Begin Recorded information

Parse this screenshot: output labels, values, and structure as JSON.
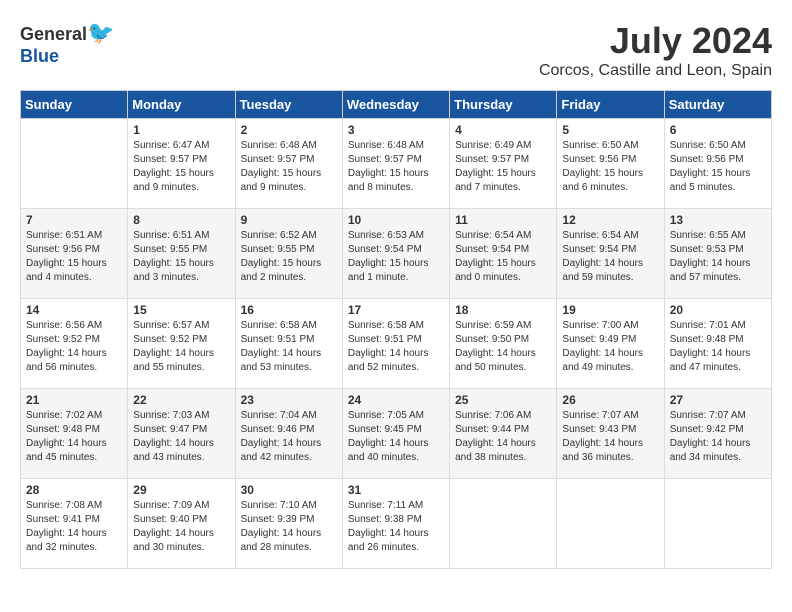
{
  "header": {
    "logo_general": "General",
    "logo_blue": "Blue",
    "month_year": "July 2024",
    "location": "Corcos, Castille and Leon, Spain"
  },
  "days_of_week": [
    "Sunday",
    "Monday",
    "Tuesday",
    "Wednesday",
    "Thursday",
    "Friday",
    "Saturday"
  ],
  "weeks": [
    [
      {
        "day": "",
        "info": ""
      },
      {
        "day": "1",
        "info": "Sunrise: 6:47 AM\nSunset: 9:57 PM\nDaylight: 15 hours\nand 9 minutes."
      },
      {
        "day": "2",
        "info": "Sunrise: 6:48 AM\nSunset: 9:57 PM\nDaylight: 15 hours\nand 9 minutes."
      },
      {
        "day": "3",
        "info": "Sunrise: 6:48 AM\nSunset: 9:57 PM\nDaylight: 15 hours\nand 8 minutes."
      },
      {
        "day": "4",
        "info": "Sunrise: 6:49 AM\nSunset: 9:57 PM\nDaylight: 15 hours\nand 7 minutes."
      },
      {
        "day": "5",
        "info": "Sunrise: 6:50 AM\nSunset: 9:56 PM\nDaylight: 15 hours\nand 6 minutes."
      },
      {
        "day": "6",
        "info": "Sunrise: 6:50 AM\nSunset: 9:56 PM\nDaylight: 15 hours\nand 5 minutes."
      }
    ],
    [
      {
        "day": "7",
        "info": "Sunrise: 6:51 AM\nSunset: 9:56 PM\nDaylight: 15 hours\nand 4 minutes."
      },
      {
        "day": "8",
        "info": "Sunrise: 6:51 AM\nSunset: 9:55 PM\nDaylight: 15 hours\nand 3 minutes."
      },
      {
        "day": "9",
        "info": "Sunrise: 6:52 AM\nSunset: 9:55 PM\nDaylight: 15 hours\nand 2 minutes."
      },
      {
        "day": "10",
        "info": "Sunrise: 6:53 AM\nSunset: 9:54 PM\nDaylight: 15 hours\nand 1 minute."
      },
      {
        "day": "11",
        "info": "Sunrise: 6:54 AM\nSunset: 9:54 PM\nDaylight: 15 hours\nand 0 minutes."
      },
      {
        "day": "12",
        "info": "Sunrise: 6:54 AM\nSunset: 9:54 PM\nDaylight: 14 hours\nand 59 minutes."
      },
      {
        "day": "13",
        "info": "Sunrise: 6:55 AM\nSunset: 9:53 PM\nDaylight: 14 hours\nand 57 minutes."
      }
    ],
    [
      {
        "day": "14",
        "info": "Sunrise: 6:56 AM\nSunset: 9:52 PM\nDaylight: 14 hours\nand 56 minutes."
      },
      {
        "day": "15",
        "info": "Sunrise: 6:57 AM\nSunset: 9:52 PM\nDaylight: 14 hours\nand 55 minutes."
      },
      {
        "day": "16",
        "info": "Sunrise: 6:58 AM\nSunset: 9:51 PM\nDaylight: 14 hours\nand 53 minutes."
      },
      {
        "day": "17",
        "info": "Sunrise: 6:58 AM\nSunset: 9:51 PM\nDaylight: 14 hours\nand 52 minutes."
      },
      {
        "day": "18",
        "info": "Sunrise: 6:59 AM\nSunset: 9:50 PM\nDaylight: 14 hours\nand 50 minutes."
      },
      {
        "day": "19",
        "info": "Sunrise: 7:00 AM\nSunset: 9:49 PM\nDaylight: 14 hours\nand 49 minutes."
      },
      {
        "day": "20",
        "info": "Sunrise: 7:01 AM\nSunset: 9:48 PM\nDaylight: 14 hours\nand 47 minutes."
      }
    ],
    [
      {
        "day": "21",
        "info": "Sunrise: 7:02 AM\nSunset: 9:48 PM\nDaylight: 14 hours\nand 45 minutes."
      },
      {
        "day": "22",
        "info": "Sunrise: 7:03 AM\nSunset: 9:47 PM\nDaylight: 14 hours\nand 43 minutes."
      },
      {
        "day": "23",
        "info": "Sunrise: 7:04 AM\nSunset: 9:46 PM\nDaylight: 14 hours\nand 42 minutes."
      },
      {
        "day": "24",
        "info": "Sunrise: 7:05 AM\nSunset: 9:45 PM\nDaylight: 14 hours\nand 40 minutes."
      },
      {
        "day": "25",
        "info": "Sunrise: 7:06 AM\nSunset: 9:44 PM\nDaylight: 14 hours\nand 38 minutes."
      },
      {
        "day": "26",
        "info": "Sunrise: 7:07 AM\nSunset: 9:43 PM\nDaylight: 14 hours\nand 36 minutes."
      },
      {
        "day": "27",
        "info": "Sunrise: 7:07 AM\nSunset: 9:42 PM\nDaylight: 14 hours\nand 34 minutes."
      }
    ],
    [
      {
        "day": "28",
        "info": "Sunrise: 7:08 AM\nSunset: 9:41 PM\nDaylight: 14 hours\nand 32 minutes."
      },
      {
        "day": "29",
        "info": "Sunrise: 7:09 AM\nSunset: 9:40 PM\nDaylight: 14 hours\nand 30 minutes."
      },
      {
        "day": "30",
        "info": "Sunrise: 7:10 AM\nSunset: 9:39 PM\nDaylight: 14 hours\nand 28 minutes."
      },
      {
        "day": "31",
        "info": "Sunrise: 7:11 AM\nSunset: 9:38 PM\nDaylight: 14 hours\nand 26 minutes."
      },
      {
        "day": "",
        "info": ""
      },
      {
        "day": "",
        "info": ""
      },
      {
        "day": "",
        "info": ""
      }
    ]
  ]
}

End Recorded information

- _Work required_
Extract the entries in full, exactly as they are, minus the pictures.

- _Reply_
Parse this screenshot: output labels, values, and structure as JSON.
{
  "header": {
    "logo_general": "General",
    "logo_blue": "Blue",
    "month_year": "July 2024",
    "location": "Corcos, Castille and Leon, Spain"
  },
  "days_of_week": [
    "Sunday",
    "Monday",
    "Tuesday",
    "Wednesday",
    "Thursday",
    "Friday",
    "Saturday"
  ],
  "weeks": [
    [
      {
        "day": "",
        "info": ""
      },
      {
        "day": "1",
        "info": "Sunrise: 6:47 AM\nSunset: 9:57 PM\nDaylight: 15 hours\nand 9 minutes."
      },
      {
        "day": "2",
        "info": "Sunrise: 6:48 AM\nSunset: 9:57 PM\nDaylight: 15 hours\nand 9 minutes."
      },
      {
        "day": "3",
        "info": "Sunrise: 6:48 AM\nSunset: 9:57 PM\nDaylight: 15 hours\nand 8 minutes."
      },
      {
        "day": "4",
        "info": "Sunrise: 6:49 AM\nSunset: 9:57 PM\nDaylight: 15 hours\nand 7 minutes."
      },
      {
        "day": "5",
        "info": "Sunrise: 6:50 AM\nSunset: 9:56 PM\nDaylight: 15 hours\nand 6 minutes."
      },
      {
        "day": "6",
        "info": "Sunrise: 6:50 AM\nSunset: 9:56 PM\nDaylight: 15 hours\nand 5 minutes."
      }
    ],
    [
      {
        "day": "7",
        "info": "Sunrise: 6:51 AM\nSunset: 9:56 PM\nDaylight: 15 hours\nand 4 minutes."
      },
      {
        "day": "8",
        "info": "Sunrise: 6:51 AM\nSunset: 9:55 PM\nDaylight: 15 hours\nand 3 minutes."
      },
      {
        "day": "9",
        "info": "Sunrise: 6:52 AM\nSunset: 9:55 PM\nDaylight: 15 hours\nand 2 minutes."
      },
      {
        "day": "10",
        "info": "Sunrise: 6:53 AM\nSunset: 9:54 PM\nDaylight: 15 hours\nand 1 minute."
      },
      {
        "day": "11",
        "info": "Sunrise: 6:54 AM\nSunset: 9:54 PM\nDaylight: 15 hours\nand 0 minutes."
      },
      {
        "day": "12",
        "info": "Sunrise: 6:54 AM\nSunset: 9:54 PM\nDaylight: 14 hours\nand 59 minutes."
      },
      {
        "day": "13",
        "info": "Sunrise: 6:55 AM\nSunset: 9:53 PM\nDaylight: 14 hours\nand 57 minutes."
      }
    ],
    [
      {
        "day": "14",
        "info": "Sunrise: 6:56 AM\nSunset: 9:52 PM\nDaylight: 14 hours\nand 56 minutes."
      },
      {
        "day": "15",
        "info": "Sunrise: 6:57 AM\nSunset: 9:52 PM\nDaylight: 14 hours\nand 55 minutes."
      },
      {
        "day": "16",
        "info": "Sunrise: 6:58 AM\nSunset: 9:51 PM\nDaylight: 14 hours\nand 53 minutes."
      },
      {
        "day": "17",
        "info": "Sunrise: 6:58 AM\nSunset: 9:51 PM\nDaylight: 14 hours\nand 52 minutes."
      },
      {
        "day": "18",
        "info": "Sunrise: 6:59 AM\nSunset: 9:50 PM\nDaylight: 14 hours\nand 50 minutes."
      },
      {
        "day": "19",
        "info": "Sunrise: 7:00 AM\nSunset: 9:49 PM\nDaylight: 14 hours\nand 49 minutes."
      },
      {
        "day": "20",
        "info": "Sunrise: 7:01 AM\nSunset: 9:48 PM\nDaylight: 14 hours\nand 47 minutes."
      }
    ],
    [
      {
        "day": "21",
        "info": "Sunrise: 7:02 AM\nSunset: 9:48 PM\nDaylight: 14 hours\nand 45 minutes."
      },
      {
        "day": "22",
        "info": "Sunrise: 7:03 AM\nSunset: 9:47 PM\nDaylight: 14 hours\nand 43 minutes."
      },
      {
        "day": "23",
        "info": "Sunrise: 7:04 AM\nSunset: 9:46 PM\nDaylight: 14 hours\nand 42 minutes."
      },
      {
        "day": "24",
        "info": "Sunrise: 7:05 AM\nSunset: 9:45 PM\nDaylight: 14 hours\nand 40 minutes."
      },
      {
        "day": "25",
        "info": "Sunrise: 7:06 AM\nSunset: 9:44 PM\nDaylight: 14 hours\nand 38 minutes."
      },
      {
        "day": "26",
        "info": "Sunrise: 7:07 AM\nSunset: 9:43 PM\nDaylight: 14 hours\nand 36 minutes."
      },
      {
        "day": "27",
        "info": "Sunrise: 7:07 AM\nSunset: 9:42 PM\nDaylight: 14 hours\nand 34 minutes."
      }
    ],
    [
      {
        "day": "28",
        "info": "Sunrise: 7:08 AM\nSunset: 9:41 PM\nDaylight: 14 hours\nand 32 minutes."
      },
      {
        "day": "29",
        "info": "Sunrise: 7:09 AM\nSunset: 9:40 PM\nDaylight: 14 hours\nand 30 minutes."
      },
      {
        "day": "30",
        "info": "Sunrise: 7:10 AM\nSunset: 9:39 PM\nDaylight: 14 hours\nand 28 minutes."
      },
      {
        "day": "31",
        "info": "Sunrise: 7:11 AM\nSunset: 9:38 PM\nDaylight: 14 hours\nand 26 minutes."
      },
      {
        "day": "",
        "info": ""
      },
      {
        "day": "",
        "info": ""
      },
      {
        "day": "",
        "info": ""
      }
    ]
  ]
}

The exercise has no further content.